Select each line where the word "bottom" appears.
═════ SUPPLIED DATA
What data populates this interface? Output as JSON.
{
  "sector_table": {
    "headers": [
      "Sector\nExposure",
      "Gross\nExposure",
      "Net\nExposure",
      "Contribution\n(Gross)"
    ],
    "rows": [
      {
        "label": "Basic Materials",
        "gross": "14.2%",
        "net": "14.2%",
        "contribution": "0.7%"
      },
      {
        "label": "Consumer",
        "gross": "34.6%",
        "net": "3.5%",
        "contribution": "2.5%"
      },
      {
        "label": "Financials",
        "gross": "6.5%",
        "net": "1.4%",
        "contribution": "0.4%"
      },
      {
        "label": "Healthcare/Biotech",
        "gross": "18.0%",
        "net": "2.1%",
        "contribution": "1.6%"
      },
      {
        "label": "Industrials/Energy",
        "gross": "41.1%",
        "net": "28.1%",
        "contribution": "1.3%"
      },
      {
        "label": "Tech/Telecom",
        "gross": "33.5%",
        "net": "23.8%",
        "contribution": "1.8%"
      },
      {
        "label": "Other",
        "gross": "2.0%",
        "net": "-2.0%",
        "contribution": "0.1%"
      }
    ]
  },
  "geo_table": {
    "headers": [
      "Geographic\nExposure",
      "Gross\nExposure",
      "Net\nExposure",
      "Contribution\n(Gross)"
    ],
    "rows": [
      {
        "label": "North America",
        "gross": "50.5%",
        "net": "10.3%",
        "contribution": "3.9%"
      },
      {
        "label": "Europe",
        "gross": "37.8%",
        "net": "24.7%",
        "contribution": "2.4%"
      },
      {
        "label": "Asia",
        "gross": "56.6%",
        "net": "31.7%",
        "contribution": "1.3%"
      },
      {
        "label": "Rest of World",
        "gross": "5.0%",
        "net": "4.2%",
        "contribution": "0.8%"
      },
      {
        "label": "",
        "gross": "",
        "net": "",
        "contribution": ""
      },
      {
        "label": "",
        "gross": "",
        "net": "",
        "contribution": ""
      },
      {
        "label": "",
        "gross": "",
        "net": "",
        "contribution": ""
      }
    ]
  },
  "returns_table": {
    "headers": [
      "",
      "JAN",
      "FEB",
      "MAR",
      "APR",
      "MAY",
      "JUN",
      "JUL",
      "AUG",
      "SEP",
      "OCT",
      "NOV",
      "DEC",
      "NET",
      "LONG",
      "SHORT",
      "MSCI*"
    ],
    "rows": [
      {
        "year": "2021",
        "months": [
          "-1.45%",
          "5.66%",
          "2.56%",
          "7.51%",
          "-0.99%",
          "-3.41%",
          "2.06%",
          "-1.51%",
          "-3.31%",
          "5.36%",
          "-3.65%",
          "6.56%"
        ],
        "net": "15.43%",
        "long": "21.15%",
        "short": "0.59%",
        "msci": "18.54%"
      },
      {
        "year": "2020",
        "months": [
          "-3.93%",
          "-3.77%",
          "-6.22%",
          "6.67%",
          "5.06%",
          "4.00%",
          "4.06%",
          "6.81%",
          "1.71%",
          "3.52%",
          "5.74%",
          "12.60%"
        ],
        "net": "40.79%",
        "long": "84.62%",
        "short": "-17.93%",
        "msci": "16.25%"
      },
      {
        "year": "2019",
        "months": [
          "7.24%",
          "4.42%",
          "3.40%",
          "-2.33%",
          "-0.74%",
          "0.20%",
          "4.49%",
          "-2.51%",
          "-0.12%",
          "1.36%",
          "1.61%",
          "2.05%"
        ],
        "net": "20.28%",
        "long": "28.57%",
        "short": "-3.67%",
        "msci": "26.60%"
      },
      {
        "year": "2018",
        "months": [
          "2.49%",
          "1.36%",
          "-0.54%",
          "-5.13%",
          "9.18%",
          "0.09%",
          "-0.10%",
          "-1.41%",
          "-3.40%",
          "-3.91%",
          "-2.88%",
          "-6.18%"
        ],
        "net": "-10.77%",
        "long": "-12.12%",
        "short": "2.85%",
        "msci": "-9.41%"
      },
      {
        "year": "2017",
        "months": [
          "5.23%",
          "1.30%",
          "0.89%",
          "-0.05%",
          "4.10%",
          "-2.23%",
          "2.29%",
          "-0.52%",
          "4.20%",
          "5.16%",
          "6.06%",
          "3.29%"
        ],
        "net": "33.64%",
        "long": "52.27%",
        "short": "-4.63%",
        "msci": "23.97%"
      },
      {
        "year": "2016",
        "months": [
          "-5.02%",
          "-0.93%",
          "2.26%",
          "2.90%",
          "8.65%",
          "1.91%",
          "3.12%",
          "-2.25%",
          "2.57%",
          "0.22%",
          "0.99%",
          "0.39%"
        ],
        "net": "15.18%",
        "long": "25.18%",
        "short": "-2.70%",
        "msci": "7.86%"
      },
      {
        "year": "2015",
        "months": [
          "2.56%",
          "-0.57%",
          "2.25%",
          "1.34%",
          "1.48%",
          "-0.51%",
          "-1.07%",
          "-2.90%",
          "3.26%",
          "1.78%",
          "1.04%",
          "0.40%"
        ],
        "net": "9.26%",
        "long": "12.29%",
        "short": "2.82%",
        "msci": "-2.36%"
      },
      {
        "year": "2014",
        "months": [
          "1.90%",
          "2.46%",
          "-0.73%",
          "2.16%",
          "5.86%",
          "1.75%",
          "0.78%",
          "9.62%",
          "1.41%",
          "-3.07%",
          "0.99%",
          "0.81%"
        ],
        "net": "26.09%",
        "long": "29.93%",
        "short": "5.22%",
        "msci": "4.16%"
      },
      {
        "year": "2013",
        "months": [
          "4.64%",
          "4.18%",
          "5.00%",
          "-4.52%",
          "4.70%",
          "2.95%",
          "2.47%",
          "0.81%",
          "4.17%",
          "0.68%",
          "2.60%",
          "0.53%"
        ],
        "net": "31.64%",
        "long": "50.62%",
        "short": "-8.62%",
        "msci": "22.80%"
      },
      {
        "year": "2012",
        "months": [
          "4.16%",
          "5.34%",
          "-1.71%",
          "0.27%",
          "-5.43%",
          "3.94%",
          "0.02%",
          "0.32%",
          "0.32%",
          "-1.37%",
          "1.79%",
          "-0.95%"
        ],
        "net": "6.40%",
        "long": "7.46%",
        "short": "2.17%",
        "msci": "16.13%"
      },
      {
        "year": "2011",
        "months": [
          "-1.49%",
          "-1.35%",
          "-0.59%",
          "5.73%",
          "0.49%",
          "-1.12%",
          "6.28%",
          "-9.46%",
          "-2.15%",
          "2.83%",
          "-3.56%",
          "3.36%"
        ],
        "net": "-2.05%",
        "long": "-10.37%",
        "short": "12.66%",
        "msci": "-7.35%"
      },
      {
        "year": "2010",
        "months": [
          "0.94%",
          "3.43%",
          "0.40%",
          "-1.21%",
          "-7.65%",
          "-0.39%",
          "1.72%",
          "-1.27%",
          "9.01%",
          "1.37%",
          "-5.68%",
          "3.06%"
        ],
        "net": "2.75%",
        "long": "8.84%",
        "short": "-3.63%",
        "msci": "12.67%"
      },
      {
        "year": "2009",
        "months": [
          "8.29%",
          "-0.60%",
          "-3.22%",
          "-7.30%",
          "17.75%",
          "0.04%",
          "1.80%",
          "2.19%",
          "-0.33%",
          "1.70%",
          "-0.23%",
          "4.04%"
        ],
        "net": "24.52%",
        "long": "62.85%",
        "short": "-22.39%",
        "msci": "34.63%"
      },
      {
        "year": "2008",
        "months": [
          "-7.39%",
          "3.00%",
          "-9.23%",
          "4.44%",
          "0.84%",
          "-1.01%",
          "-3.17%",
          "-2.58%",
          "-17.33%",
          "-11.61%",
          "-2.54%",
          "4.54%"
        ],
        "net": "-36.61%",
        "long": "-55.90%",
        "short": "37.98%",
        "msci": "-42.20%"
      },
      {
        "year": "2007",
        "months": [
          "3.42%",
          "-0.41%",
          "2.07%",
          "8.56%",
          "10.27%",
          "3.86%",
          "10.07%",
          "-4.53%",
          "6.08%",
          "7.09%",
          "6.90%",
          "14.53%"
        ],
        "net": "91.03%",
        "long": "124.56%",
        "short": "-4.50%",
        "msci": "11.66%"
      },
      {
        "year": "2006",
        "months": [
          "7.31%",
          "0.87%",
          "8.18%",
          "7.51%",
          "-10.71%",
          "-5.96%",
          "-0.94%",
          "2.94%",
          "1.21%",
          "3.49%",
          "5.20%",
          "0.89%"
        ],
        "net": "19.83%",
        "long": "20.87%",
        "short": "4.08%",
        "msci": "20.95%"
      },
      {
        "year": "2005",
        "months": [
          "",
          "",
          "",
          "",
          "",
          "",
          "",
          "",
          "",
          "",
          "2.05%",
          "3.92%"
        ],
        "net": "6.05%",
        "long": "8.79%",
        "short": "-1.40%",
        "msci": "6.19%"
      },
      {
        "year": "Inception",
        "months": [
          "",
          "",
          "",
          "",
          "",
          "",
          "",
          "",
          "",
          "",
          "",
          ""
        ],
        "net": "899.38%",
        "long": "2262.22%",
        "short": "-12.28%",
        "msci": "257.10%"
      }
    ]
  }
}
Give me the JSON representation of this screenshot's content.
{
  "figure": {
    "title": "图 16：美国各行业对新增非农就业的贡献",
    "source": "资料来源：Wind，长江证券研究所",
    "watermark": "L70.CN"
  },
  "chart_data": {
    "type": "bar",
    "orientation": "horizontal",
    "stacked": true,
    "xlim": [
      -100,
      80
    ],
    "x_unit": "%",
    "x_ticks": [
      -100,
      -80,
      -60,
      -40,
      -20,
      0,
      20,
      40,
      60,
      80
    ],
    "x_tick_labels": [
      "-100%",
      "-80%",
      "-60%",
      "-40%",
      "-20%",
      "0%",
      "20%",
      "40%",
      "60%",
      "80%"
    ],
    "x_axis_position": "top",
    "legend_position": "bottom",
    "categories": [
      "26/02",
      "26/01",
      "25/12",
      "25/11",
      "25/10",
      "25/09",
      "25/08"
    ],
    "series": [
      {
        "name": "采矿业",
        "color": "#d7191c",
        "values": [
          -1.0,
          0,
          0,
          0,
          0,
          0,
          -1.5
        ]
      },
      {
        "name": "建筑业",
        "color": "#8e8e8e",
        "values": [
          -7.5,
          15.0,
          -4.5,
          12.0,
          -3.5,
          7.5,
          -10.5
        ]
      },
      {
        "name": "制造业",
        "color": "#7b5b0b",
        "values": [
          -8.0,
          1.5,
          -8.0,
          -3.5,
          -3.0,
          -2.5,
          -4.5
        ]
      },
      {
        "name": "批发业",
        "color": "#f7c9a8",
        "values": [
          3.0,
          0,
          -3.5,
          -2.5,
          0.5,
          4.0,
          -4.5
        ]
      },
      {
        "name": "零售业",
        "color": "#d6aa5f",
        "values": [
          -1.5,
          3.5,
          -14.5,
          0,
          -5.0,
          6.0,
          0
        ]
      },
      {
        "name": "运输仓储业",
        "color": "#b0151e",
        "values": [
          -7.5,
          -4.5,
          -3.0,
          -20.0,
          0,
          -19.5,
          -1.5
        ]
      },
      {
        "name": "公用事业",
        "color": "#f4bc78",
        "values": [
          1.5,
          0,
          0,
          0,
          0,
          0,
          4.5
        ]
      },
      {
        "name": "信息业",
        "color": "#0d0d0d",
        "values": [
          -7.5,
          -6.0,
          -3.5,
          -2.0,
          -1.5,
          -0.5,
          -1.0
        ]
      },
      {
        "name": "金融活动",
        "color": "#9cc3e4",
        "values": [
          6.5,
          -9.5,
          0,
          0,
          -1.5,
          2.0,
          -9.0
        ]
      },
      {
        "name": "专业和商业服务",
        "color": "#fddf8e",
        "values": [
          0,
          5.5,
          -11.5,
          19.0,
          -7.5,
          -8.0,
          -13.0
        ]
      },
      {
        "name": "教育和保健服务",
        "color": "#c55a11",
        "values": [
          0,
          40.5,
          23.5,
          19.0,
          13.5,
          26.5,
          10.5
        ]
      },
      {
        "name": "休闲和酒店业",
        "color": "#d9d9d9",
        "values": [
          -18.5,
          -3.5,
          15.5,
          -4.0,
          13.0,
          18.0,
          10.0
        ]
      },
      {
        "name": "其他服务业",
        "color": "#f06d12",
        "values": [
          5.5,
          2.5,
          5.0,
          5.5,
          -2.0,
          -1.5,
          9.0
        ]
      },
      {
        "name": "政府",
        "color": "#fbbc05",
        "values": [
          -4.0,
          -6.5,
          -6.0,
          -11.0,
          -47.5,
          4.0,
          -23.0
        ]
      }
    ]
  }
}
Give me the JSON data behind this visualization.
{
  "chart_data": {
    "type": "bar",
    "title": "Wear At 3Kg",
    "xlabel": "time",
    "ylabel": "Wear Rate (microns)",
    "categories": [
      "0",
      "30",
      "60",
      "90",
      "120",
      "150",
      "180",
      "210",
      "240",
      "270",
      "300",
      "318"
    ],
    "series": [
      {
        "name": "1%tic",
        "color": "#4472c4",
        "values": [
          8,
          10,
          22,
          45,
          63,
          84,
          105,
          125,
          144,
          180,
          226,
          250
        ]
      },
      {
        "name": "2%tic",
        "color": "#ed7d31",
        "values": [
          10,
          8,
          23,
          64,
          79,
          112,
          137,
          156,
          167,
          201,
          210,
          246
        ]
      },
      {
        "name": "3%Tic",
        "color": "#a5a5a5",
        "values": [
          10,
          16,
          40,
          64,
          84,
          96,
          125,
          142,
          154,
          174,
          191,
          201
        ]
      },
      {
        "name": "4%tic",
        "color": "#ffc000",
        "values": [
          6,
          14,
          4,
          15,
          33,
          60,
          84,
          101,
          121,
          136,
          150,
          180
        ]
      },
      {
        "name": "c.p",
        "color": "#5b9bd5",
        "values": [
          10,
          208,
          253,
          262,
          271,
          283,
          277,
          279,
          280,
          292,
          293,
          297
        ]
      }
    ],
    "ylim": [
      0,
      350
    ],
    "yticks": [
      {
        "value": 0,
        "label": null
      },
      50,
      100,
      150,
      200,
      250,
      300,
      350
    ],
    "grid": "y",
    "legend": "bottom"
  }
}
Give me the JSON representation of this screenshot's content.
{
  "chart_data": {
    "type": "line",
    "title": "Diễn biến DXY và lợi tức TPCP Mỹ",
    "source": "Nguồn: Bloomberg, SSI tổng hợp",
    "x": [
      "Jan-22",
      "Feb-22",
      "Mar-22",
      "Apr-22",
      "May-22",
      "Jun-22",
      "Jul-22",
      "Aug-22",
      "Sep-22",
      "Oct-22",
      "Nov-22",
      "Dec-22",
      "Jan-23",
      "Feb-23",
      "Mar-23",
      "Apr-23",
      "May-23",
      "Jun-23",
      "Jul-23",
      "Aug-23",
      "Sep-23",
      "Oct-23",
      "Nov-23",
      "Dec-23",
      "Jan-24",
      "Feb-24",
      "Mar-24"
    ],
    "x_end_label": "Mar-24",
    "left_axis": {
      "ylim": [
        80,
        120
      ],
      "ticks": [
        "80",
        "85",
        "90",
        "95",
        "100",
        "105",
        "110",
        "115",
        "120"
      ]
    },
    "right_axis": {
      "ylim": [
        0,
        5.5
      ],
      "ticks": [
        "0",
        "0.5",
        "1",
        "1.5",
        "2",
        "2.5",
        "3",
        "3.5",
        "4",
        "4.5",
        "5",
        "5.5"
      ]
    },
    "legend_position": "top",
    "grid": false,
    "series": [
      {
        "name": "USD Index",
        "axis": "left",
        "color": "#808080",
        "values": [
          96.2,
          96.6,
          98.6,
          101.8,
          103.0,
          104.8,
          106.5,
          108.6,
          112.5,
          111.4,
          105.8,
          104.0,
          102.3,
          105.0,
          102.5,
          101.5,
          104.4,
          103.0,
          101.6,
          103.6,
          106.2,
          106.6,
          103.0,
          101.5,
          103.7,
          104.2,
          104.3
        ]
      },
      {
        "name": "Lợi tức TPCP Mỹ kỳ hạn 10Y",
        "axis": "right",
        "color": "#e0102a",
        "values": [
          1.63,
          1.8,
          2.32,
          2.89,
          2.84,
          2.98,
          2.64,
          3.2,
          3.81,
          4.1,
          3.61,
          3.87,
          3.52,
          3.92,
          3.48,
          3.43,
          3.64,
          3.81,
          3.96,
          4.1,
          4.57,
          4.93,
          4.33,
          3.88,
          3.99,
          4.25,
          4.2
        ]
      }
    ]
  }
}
══════════
ANSWER TO THE PROBLEM:
    "legend_position": "bottom",
    "legend": "bottom"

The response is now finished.